__To do__. State only the count of lines in the listing below that hold "Property".

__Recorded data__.
━━━━━━━━━━

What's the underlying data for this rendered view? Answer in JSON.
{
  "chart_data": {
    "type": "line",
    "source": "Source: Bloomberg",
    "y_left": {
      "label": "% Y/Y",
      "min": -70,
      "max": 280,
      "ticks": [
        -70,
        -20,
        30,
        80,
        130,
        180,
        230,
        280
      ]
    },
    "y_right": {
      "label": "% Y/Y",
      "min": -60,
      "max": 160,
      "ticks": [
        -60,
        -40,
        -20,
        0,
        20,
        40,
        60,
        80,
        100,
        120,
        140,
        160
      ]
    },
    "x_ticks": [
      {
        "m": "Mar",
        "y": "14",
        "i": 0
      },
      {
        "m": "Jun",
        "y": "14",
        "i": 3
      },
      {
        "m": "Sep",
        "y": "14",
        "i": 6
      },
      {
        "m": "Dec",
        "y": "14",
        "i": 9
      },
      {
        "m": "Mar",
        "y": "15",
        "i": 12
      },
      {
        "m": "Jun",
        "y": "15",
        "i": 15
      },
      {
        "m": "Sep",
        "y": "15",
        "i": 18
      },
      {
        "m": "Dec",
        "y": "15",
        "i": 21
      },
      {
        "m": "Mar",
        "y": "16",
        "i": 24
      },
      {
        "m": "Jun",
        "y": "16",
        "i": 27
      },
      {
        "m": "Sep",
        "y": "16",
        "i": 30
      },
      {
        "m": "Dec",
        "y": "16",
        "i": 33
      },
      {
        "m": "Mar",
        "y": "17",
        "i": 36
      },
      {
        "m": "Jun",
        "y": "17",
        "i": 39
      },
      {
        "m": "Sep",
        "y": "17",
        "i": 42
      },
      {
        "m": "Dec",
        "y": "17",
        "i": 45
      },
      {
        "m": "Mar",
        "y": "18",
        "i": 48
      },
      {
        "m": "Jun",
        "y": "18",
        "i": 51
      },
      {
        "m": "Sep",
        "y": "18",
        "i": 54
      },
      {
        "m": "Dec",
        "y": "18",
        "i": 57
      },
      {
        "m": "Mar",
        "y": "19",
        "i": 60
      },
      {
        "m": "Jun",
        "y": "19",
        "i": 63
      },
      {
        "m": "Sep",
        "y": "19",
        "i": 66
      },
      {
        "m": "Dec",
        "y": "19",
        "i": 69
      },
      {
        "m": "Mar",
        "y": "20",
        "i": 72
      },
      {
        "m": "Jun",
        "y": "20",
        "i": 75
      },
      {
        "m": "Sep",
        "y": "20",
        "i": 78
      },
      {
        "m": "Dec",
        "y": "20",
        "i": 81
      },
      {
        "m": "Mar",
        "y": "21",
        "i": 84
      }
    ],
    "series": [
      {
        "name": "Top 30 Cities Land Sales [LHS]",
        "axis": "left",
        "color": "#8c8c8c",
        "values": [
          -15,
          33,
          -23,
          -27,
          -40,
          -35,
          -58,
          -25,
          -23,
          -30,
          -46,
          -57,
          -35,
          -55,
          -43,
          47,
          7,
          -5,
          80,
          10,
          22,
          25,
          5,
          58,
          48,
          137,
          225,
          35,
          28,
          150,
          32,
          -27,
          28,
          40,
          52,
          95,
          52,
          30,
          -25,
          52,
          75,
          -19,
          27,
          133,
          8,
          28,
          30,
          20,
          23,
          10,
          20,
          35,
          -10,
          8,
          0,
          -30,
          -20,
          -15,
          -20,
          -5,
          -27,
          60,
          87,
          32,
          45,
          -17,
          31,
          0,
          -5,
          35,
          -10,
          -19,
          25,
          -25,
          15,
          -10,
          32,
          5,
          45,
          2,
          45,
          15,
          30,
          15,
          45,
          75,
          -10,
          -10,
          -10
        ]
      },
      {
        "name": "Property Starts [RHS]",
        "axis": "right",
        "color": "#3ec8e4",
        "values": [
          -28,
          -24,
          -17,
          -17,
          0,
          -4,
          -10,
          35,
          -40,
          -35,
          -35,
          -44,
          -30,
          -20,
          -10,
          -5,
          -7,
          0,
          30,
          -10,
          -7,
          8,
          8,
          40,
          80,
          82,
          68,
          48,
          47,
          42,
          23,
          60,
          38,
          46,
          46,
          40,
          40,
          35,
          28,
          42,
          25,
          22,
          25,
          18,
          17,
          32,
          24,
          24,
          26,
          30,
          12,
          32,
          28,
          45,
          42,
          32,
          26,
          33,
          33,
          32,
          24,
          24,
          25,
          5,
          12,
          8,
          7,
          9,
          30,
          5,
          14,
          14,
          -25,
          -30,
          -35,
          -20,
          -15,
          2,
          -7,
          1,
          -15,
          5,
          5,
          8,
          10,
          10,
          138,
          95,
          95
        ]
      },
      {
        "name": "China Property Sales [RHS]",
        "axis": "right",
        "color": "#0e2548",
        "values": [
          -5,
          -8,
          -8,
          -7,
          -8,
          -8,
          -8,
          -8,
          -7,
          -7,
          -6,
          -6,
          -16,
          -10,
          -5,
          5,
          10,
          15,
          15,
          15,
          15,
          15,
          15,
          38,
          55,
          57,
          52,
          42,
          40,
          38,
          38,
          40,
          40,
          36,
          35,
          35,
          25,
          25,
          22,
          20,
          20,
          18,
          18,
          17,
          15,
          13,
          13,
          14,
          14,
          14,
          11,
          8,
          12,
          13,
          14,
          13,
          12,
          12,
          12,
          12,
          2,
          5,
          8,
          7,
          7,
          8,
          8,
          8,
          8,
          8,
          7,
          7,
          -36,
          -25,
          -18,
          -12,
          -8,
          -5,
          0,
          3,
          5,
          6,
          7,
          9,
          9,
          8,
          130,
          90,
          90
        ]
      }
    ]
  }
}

━━━━━━━━━━

__Output below__. 2